> _Goal_
Look through the material below. Copy every line with the string "value" in it.

> _Information supplied_
= = =
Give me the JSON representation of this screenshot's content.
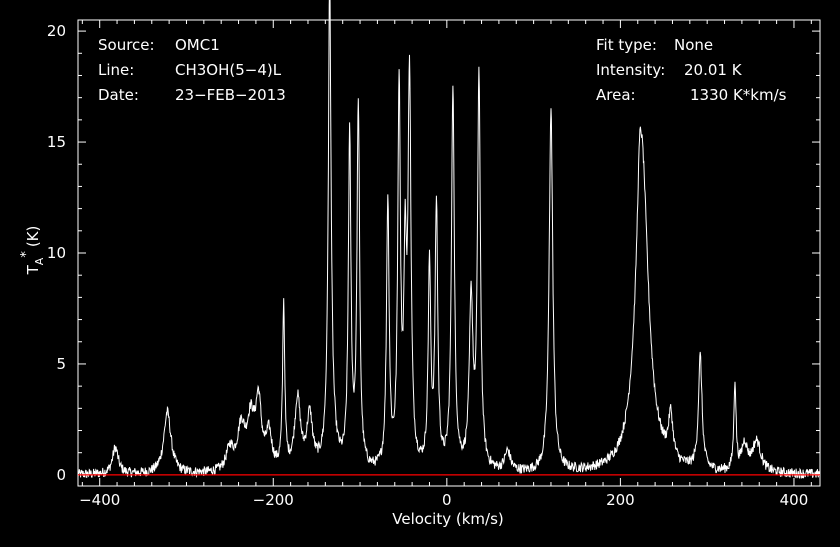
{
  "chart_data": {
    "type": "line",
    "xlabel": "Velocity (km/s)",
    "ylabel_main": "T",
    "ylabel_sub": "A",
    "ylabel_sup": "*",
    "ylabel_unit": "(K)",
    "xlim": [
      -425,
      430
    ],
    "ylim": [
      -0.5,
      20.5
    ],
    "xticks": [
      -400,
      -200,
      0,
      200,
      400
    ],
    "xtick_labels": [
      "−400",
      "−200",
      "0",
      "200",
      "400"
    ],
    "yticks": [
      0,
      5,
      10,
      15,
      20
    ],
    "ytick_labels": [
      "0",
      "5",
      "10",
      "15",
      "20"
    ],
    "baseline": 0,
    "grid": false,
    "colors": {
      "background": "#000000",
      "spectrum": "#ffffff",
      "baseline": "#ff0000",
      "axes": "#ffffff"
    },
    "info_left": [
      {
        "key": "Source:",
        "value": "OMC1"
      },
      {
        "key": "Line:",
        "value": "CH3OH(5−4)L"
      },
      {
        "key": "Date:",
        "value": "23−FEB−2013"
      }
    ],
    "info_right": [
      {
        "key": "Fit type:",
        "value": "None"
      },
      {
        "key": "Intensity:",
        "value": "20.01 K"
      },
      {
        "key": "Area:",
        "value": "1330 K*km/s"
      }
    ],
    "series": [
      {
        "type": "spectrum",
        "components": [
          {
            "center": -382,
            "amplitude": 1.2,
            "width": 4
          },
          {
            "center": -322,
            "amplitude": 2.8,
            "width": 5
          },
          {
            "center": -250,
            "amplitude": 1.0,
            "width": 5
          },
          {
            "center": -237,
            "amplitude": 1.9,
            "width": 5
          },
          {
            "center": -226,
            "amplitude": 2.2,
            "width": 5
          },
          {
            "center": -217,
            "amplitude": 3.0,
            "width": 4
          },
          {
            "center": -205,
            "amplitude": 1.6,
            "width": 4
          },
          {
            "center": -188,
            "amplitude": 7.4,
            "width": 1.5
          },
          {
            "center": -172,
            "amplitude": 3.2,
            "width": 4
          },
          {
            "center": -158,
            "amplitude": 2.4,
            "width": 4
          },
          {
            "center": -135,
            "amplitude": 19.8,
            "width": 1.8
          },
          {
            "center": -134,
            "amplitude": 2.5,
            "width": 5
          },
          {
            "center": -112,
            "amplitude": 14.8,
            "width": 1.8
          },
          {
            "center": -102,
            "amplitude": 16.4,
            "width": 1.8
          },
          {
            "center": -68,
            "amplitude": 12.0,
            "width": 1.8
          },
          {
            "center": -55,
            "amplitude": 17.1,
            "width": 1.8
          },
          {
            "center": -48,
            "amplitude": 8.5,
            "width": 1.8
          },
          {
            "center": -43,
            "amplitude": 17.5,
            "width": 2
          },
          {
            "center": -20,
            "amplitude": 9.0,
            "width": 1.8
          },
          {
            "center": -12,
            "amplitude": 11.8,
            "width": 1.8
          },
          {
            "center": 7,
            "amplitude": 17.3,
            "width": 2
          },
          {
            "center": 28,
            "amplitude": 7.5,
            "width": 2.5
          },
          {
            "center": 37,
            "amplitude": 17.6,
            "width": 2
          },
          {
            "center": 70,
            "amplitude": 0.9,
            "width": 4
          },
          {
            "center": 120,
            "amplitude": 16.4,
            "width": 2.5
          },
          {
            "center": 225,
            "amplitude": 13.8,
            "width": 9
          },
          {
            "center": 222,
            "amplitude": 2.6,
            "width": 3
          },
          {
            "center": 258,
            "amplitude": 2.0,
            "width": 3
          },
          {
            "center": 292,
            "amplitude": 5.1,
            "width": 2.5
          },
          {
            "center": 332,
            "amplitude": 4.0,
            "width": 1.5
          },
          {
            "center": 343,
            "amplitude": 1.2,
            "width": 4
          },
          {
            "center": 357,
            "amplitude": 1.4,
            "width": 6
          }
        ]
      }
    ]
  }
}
= = =
> _Written reply_
        "value": "OMC1"
        "value": "CH3OH(5−4)L"
        "value": "23−FEB−2013"
        "value": "None"
        "value": "20.01 K"
        "value": "1330 K*km/s"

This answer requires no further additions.